*** Dataset content Section Begins ***
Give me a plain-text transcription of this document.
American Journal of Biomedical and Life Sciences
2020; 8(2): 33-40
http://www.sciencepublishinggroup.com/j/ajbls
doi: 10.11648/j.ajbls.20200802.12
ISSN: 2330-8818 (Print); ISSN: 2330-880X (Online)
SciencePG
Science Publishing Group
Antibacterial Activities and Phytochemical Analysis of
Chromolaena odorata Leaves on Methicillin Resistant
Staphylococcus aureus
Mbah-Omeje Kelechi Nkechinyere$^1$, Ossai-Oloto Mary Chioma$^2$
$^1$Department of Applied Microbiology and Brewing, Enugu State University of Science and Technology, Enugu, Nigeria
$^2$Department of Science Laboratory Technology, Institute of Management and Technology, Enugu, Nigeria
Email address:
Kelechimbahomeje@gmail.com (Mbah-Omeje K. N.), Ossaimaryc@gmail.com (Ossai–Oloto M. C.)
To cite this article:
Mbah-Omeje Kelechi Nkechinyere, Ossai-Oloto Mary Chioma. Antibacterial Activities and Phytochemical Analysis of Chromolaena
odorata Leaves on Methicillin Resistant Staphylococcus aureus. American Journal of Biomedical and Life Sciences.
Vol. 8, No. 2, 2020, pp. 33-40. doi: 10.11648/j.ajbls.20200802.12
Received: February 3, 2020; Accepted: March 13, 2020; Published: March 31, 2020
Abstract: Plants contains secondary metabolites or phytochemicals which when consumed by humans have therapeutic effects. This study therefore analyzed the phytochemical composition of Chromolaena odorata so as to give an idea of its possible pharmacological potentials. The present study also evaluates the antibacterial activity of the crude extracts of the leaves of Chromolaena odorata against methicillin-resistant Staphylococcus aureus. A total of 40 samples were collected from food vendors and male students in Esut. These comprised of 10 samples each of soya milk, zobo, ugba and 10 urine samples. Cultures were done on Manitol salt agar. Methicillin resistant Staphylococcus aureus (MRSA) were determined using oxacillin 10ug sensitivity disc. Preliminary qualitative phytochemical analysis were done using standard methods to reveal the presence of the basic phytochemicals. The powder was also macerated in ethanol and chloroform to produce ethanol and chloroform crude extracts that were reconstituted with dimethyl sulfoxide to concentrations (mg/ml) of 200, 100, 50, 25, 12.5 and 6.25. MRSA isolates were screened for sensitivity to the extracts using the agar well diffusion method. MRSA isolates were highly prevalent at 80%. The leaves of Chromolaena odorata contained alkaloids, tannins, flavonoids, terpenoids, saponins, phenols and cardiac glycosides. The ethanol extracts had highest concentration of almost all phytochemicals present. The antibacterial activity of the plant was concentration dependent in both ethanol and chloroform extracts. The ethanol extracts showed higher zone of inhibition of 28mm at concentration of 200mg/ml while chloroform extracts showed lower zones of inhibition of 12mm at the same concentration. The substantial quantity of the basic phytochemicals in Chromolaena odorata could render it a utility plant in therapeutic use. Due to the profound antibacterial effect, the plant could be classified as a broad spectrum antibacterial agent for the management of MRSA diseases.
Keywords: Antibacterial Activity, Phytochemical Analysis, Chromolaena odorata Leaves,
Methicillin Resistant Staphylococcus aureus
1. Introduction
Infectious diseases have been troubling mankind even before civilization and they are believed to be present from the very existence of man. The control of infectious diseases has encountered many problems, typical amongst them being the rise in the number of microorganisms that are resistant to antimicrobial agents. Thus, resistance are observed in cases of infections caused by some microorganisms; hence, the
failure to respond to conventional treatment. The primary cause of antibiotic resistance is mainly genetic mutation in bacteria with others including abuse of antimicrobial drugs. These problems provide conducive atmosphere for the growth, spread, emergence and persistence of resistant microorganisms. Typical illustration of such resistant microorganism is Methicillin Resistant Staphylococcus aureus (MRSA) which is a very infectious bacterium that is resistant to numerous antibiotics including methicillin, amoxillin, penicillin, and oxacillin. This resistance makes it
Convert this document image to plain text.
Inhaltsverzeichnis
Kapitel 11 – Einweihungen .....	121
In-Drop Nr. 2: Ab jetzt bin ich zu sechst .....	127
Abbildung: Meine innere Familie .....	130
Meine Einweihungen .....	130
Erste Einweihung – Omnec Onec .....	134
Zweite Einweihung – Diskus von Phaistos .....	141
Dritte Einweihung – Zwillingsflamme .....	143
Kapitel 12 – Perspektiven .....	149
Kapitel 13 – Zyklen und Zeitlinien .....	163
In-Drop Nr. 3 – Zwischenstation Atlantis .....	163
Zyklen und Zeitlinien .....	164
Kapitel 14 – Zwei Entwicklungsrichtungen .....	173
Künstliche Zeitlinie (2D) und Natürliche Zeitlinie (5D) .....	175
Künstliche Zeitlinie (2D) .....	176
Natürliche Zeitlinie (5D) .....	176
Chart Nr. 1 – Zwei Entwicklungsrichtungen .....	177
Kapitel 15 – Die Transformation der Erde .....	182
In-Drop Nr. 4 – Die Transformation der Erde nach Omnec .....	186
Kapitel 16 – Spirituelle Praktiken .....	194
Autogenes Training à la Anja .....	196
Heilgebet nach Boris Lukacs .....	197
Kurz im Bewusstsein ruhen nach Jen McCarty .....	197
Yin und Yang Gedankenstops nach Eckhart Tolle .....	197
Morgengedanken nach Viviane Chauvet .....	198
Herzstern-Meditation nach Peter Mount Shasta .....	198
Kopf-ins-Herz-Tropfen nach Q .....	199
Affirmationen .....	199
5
*** Dataset content Section Ends ***
## Assignment
Where a line of the entries holds the string "Department", include it in the count, and give only the final number.

## Final answer
2